Collect every line of the records below that contains the word "осень".

▶ The data
##############################

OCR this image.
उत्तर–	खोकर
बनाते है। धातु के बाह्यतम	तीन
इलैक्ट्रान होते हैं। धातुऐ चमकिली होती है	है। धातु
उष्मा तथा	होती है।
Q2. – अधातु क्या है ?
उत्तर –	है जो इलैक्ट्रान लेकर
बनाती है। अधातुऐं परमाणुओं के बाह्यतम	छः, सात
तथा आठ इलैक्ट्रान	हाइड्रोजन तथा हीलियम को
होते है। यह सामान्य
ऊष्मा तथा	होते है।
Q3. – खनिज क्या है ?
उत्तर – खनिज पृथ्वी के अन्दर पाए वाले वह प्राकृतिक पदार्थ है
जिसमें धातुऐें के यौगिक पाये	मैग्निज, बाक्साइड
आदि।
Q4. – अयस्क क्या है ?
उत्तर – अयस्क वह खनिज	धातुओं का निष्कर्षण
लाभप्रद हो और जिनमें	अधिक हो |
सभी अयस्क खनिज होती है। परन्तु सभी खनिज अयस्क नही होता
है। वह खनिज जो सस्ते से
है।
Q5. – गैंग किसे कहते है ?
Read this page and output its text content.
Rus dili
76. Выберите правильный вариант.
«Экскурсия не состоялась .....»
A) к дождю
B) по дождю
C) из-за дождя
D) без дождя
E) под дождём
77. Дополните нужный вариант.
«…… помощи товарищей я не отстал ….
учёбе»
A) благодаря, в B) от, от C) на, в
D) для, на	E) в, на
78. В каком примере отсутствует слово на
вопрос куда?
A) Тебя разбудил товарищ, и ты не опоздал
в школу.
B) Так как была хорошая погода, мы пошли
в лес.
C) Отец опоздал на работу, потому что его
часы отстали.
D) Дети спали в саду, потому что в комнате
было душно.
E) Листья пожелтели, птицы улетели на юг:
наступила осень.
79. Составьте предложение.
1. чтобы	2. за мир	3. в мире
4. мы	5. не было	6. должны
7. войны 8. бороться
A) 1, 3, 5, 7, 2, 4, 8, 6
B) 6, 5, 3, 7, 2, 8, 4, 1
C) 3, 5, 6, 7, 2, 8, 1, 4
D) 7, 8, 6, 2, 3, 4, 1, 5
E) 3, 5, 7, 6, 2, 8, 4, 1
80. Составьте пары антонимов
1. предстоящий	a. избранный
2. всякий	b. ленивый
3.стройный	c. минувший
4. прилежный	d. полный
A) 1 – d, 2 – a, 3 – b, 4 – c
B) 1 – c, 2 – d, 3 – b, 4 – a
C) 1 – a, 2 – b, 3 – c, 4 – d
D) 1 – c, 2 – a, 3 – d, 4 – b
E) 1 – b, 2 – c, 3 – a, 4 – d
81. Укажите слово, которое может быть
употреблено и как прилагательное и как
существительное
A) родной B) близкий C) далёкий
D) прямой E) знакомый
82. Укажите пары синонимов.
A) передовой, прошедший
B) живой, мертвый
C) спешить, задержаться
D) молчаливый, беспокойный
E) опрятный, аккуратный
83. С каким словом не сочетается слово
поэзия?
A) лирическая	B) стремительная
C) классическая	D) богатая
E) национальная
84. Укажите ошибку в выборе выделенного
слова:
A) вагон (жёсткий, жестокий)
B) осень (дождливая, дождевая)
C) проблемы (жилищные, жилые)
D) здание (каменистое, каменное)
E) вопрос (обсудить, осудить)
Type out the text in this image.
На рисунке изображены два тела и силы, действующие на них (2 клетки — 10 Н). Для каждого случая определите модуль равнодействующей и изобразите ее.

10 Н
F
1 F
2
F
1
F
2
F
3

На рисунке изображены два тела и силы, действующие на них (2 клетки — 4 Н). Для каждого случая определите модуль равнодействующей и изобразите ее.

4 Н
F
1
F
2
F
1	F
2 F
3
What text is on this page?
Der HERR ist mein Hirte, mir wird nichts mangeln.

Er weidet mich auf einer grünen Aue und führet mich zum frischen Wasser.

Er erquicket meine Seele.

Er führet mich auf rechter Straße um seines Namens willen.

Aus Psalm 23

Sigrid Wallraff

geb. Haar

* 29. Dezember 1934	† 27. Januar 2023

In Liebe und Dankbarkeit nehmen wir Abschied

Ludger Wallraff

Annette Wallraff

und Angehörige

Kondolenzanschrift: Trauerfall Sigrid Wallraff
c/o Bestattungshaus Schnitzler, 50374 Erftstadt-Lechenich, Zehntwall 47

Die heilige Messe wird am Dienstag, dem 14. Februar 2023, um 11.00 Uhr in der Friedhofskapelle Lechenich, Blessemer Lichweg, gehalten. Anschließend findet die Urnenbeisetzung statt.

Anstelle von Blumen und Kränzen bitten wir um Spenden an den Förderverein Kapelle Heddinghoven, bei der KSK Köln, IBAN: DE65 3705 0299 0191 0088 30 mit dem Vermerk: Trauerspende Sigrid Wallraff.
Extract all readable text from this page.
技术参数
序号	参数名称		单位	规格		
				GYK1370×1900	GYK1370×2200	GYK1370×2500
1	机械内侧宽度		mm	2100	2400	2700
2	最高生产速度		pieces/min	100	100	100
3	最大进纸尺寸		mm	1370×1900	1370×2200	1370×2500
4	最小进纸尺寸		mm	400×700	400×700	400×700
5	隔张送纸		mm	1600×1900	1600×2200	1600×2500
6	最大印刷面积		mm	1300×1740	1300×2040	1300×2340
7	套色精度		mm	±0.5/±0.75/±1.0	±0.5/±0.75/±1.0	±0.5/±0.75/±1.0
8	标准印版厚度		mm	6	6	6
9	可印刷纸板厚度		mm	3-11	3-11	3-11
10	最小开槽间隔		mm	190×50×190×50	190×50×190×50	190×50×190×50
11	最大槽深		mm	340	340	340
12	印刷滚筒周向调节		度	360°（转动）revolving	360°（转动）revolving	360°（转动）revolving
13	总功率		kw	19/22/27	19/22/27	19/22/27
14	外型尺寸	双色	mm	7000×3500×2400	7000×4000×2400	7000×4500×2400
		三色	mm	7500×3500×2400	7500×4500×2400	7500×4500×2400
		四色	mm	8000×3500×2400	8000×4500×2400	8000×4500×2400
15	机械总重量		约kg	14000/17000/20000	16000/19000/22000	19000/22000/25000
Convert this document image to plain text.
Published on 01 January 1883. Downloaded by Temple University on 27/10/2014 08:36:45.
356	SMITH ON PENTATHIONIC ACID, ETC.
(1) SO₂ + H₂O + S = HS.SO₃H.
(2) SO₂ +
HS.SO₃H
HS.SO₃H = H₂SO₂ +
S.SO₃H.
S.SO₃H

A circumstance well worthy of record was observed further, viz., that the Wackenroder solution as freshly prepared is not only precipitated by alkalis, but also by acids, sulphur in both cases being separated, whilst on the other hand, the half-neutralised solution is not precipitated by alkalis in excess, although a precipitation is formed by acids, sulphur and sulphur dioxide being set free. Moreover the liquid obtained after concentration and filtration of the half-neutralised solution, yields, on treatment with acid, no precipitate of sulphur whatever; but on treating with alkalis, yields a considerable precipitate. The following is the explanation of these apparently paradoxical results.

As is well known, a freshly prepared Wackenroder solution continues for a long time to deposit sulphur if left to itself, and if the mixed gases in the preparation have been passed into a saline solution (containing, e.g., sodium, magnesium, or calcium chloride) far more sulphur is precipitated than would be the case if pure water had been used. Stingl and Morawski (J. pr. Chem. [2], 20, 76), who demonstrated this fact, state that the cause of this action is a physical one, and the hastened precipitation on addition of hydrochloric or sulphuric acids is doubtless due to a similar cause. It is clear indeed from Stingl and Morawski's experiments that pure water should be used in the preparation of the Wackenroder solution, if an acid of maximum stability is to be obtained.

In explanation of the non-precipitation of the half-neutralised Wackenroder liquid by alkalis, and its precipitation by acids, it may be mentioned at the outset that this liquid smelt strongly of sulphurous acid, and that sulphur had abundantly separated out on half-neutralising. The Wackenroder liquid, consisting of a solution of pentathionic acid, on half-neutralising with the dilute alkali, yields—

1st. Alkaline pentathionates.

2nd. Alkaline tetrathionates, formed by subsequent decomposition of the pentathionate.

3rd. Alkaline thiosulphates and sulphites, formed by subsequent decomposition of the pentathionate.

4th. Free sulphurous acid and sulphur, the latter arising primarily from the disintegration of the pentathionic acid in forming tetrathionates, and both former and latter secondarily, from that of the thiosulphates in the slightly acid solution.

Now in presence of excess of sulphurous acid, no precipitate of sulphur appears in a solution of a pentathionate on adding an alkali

##############################

▶ Solution to the exercise
наступила осень.
B) осень (дождливая, дождевая)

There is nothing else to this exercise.